Records contained in a dataset
•••••
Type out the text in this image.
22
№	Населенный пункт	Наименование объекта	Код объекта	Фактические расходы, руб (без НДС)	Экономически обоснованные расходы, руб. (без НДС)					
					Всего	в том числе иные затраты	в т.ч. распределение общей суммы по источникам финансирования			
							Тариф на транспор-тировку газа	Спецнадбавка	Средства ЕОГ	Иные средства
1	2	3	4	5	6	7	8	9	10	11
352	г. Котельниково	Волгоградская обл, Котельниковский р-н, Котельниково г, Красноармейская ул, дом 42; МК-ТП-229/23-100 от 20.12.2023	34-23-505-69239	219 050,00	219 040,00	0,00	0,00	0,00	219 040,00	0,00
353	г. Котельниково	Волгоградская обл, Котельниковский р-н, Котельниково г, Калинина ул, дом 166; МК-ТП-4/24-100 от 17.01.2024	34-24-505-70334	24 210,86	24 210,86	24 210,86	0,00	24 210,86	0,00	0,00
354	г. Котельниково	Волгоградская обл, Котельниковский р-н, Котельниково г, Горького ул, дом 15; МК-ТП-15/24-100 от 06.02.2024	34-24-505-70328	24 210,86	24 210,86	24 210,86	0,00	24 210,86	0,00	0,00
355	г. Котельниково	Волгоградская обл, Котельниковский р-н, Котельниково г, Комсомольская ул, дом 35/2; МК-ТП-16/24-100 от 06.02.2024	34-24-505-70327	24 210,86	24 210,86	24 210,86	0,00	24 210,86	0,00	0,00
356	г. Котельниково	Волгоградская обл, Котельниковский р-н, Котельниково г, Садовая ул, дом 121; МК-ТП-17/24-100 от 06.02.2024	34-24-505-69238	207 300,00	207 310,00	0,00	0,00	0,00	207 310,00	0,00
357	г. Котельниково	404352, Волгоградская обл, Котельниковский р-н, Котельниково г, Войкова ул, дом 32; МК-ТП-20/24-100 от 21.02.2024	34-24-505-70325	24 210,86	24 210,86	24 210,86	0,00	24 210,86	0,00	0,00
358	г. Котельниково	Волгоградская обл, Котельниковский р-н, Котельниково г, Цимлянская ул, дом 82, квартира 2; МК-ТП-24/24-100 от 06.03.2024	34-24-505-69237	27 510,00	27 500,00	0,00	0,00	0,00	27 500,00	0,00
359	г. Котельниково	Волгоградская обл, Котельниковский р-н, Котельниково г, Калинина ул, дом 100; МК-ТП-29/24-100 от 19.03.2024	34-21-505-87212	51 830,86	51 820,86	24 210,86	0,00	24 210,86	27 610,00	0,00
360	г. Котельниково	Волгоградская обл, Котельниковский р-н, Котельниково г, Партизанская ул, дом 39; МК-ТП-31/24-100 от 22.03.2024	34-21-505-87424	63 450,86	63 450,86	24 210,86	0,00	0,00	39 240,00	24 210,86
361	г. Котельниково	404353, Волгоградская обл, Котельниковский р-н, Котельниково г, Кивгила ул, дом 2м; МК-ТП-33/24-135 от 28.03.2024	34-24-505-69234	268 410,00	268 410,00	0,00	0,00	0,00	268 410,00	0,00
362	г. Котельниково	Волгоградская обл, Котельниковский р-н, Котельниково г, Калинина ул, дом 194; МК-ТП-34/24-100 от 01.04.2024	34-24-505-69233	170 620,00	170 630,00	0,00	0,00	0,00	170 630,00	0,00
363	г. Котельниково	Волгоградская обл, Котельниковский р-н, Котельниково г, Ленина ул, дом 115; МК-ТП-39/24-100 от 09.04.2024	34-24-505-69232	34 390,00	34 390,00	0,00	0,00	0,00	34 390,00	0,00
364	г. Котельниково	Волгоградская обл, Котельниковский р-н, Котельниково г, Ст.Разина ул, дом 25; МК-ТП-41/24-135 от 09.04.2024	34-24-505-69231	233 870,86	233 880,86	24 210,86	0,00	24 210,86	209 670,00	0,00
•••••
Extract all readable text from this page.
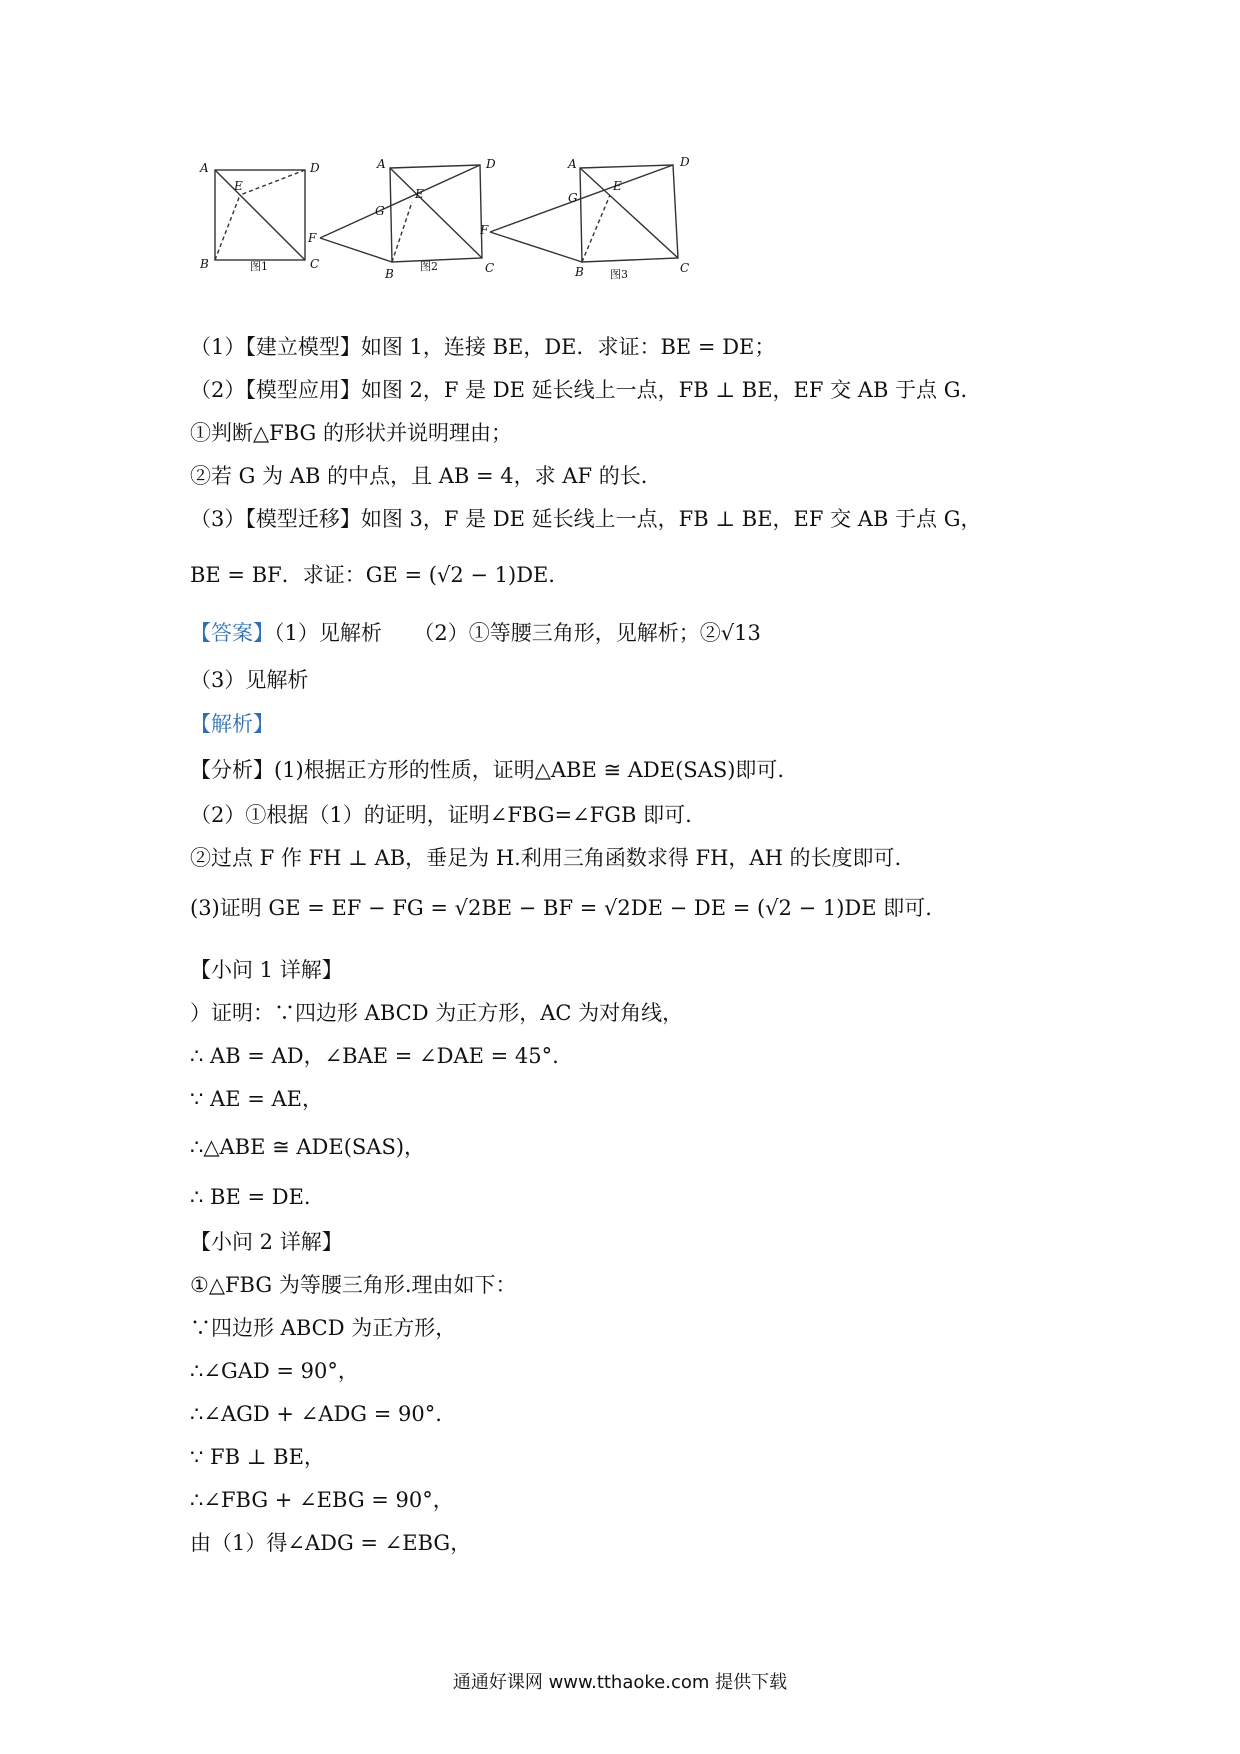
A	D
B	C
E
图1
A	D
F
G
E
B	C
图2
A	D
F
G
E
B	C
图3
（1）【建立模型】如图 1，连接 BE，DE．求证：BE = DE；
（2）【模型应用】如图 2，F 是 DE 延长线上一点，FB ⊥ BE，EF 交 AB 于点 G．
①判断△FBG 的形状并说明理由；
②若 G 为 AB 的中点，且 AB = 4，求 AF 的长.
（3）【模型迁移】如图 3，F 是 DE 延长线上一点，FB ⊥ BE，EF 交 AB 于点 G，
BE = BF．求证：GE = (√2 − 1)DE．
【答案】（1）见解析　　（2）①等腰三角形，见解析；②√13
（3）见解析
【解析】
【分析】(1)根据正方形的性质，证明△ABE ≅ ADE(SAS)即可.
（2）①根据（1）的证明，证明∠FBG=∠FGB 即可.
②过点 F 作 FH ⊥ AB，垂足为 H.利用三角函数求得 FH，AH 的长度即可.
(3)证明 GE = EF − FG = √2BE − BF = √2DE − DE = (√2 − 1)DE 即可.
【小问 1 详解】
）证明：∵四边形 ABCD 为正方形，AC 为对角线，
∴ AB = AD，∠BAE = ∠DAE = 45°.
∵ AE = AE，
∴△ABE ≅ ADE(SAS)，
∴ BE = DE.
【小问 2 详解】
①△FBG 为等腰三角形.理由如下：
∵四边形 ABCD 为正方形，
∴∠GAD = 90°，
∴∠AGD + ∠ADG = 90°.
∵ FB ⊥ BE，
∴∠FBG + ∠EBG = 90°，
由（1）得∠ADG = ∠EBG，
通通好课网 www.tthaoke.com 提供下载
•••••
Instruction: Search the data for "为正方形". Copy every line that has it.

Result of the exercise:
）证明：∵四边形 ABCD 为正方形，AC 为对角线，
∵四边形 ABCD 为正方形，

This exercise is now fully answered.